[BEGIN]

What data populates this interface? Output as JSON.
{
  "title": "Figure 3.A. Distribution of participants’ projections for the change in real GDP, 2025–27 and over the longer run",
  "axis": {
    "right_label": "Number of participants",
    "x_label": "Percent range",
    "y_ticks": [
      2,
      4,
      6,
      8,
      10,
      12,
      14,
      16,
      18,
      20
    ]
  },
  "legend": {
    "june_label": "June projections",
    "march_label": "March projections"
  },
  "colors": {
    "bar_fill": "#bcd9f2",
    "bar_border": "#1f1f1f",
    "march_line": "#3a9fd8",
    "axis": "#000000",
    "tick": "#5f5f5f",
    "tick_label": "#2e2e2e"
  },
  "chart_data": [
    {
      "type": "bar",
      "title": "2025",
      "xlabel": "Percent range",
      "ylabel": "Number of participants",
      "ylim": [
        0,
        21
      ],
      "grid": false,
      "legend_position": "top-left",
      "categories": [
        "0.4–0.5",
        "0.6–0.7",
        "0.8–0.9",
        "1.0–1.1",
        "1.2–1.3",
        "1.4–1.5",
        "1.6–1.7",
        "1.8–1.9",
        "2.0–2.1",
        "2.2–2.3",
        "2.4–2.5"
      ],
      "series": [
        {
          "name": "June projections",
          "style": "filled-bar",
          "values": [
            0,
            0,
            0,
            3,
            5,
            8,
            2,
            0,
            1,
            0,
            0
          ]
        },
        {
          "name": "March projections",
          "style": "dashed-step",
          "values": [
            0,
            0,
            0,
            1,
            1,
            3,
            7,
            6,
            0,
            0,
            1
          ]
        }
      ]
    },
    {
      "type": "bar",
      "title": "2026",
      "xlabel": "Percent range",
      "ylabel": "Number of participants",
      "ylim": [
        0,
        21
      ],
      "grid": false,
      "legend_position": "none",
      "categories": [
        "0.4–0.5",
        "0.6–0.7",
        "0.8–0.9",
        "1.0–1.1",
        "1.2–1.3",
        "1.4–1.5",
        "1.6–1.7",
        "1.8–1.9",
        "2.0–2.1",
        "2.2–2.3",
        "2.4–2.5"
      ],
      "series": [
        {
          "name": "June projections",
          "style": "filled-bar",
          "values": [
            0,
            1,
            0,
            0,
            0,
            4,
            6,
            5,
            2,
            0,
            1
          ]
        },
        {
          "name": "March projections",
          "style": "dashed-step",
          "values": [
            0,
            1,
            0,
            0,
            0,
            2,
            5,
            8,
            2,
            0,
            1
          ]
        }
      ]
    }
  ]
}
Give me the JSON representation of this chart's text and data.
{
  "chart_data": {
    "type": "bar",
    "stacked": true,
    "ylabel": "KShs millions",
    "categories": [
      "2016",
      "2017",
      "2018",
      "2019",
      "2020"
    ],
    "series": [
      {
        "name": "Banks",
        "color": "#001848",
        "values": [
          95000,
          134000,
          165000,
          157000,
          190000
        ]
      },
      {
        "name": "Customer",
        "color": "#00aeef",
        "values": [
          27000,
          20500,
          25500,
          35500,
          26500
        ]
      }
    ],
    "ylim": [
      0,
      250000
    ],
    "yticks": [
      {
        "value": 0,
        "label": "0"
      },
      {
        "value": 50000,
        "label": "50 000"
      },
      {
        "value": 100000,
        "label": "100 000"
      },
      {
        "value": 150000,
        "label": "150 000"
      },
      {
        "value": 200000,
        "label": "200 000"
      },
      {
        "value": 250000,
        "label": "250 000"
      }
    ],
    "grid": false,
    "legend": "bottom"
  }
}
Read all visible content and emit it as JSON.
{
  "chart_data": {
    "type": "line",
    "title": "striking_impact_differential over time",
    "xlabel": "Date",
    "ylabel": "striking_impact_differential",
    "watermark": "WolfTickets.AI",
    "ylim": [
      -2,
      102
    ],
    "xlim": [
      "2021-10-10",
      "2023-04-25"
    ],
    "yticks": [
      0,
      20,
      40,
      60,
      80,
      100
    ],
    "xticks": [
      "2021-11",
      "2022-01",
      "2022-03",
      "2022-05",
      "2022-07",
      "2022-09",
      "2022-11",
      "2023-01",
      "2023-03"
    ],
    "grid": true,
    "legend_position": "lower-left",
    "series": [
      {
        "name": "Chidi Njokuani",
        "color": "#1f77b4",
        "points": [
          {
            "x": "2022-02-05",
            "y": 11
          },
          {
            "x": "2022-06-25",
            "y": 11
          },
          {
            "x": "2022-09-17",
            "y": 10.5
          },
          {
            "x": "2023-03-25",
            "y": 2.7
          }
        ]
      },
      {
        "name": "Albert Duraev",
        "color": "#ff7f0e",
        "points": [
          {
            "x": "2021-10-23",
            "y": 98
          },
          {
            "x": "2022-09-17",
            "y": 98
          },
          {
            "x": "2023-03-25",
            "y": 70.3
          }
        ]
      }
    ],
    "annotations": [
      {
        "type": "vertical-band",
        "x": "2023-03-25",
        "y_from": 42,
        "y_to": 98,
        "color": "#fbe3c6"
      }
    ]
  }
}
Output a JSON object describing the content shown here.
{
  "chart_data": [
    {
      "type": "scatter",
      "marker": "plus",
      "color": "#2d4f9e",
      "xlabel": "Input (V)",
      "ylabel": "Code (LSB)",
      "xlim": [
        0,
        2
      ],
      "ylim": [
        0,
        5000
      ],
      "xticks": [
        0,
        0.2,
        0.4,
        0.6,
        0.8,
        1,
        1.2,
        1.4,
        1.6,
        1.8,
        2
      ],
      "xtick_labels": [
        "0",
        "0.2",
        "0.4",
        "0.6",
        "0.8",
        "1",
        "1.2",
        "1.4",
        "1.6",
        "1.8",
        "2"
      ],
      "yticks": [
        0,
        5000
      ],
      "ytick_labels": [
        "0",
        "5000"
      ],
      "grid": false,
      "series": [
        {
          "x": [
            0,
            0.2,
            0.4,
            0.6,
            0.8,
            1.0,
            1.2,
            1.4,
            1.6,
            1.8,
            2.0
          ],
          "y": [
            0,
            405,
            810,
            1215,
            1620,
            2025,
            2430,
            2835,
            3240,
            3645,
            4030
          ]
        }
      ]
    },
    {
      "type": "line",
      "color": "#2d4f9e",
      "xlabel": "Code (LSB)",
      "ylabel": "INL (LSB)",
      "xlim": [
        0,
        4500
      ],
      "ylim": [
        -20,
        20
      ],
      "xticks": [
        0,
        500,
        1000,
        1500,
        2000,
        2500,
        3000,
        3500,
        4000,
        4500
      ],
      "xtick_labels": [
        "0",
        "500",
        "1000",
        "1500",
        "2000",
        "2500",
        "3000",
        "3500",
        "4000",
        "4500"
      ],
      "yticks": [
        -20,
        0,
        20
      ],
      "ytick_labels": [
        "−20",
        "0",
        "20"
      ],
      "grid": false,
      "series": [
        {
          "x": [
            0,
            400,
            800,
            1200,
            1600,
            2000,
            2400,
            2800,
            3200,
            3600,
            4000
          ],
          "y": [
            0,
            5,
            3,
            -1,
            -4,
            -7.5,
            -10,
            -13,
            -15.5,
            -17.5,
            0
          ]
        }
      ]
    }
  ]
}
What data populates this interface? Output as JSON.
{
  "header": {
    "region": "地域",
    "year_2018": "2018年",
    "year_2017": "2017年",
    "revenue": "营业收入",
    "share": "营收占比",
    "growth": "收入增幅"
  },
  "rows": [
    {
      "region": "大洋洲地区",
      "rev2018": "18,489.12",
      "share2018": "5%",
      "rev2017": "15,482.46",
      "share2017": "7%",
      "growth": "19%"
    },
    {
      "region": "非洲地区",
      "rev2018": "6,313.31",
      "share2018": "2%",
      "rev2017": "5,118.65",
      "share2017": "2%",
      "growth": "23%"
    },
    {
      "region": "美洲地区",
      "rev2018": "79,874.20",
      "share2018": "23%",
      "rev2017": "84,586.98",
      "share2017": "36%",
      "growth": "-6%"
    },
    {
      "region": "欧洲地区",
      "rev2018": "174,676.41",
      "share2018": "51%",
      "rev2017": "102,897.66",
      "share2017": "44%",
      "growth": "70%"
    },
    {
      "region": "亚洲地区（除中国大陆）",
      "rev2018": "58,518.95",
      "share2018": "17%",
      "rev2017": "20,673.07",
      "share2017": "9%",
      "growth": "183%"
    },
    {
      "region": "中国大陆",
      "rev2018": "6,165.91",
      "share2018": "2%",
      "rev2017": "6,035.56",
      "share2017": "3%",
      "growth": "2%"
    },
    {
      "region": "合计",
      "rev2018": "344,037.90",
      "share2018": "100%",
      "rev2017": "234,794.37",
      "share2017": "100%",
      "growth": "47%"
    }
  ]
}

[END]

From the data above, gather every line that includes the word "participants".

  "title": "Figure 3.A. Distribution of participants’ projections for the change in real GDP, 2025–27 and over the longer run",
    "right_label": "Number of participants",
      "ylabel": "Number of participants",
      "ylabel": "Number of participants",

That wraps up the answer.